:: Document text ::

╭──

Thomas Denning DeLeone (August 13, 1950 – May 22, 2016) was an American football center who played 13 seasons in the National Football League, with the Cleveland Browns and Cincinnati Bengals.  He grew up in Kent, Ohio and graduated from Theodore Roosevelt High School in 1968, where he was on the football, basketball, and track teams.  He played college football at Ohio State University, where he was a starting center and an All-Big Ten and first-team All-American selection.  He later went on to work as a criminal investigator with  the U.S. Department of the Treasury rising to a Senior Special Agent position within the U.S. Customs Service.  He worked in the US Customs Service, and he was a member of the FBI's Joint Terrorism Task Force in Salt Lake City, Utah, during the 2002 Olympic Games in Park City, Utah.  In 2003, The U.S. Customs Service became a part of the newly created Department of Homeland Security and he retired from Immigration and Customs Enforcement in 2007.  He is a 2002 inductee of the Ohio State University Football Hall of Fame and a 2003 inductee of the Kent City Schools Hall of Fame.

╰──

:: Task to carry out ::
Please list every distinct year mentioned in the biography of Thomas Denning DeLeone above, in the order each first appears.

:: Material shown ::
╭──

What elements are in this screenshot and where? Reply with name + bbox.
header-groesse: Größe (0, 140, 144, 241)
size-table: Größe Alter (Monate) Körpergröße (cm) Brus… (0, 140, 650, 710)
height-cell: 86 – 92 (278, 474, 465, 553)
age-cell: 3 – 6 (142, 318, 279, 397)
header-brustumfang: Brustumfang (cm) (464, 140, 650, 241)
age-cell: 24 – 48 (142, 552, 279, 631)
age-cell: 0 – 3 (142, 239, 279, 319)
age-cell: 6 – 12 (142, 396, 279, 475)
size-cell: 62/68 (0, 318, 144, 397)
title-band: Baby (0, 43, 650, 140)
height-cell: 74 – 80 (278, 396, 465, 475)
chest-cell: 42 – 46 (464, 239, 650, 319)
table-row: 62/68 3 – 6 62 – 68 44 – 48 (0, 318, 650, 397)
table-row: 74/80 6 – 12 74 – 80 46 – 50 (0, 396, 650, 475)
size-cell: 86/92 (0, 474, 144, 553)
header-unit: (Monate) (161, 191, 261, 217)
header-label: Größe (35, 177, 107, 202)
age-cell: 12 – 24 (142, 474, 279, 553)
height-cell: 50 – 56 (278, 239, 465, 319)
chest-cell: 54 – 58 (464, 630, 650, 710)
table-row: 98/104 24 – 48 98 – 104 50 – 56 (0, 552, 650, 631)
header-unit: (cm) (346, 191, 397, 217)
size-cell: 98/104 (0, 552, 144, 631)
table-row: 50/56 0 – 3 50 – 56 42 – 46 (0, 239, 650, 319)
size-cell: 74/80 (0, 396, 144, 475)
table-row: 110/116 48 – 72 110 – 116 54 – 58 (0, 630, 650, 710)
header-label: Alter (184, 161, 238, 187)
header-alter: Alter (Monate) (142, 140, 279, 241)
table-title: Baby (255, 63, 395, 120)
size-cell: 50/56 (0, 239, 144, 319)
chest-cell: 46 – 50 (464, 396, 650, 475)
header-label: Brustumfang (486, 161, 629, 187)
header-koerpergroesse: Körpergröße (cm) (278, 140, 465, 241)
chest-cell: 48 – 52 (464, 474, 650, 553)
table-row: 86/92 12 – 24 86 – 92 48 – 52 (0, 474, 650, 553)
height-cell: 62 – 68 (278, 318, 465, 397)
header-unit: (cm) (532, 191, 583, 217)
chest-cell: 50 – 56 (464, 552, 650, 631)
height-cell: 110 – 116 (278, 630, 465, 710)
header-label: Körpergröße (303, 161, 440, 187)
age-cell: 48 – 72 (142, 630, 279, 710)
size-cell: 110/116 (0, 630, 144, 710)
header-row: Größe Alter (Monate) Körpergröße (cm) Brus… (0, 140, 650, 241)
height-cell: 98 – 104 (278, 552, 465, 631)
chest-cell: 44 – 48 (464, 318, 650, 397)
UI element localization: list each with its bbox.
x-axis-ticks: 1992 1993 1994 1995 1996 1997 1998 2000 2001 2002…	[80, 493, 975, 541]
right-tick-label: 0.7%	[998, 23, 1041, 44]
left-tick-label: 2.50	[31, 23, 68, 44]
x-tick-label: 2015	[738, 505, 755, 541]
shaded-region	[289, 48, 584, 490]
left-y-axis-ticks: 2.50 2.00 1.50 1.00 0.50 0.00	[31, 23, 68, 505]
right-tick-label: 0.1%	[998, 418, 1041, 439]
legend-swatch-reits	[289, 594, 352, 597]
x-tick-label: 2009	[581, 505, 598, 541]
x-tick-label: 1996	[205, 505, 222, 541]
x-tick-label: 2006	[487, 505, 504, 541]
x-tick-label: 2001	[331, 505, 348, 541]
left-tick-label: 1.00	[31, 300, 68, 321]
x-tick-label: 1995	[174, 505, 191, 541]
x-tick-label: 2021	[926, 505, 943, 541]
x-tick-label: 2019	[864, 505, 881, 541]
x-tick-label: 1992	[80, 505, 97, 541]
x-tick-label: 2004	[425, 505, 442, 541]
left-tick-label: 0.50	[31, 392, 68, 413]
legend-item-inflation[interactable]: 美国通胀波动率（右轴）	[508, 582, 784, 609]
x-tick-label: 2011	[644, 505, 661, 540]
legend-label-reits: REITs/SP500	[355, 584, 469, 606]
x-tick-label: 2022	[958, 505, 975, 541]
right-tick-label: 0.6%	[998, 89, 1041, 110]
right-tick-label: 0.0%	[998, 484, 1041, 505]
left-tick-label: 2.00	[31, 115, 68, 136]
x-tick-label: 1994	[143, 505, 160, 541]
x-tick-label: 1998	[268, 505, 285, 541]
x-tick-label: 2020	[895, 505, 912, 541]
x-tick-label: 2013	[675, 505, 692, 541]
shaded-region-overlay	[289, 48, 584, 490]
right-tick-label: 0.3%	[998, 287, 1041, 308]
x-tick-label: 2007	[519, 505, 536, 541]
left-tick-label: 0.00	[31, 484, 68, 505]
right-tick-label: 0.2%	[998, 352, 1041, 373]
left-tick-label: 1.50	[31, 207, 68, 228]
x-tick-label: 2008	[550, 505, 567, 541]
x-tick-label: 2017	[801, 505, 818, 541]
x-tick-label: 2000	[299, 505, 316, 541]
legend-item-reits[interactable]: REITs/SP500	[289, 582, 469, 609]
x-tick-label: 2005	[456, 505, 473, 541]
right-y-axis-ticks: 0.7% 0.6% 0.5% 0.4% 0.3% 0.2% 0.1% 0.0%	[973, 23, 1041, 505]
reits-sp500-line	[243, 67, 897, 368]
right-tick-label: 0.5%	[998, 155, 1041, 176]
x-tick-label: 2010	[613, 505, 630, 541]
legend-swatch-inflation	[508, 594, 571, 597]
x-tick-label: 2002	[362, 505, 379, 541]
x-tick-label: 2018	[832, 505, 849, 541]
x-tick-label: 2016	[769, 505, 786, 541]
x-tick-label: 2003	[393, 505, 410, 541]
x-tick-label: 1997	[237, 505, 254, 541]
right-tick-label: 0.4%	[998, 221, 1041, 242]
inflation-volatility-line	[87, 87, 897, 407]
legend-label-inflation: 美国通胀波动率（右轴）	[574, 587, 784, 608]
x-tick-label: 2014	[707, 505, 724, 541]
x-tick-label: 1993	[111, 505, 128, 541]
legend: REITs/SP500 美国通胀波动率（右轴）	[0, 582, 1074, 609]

╰──

:: Solution for this exercise ::
1950, 2016, 1968, 2002, 2003, 2007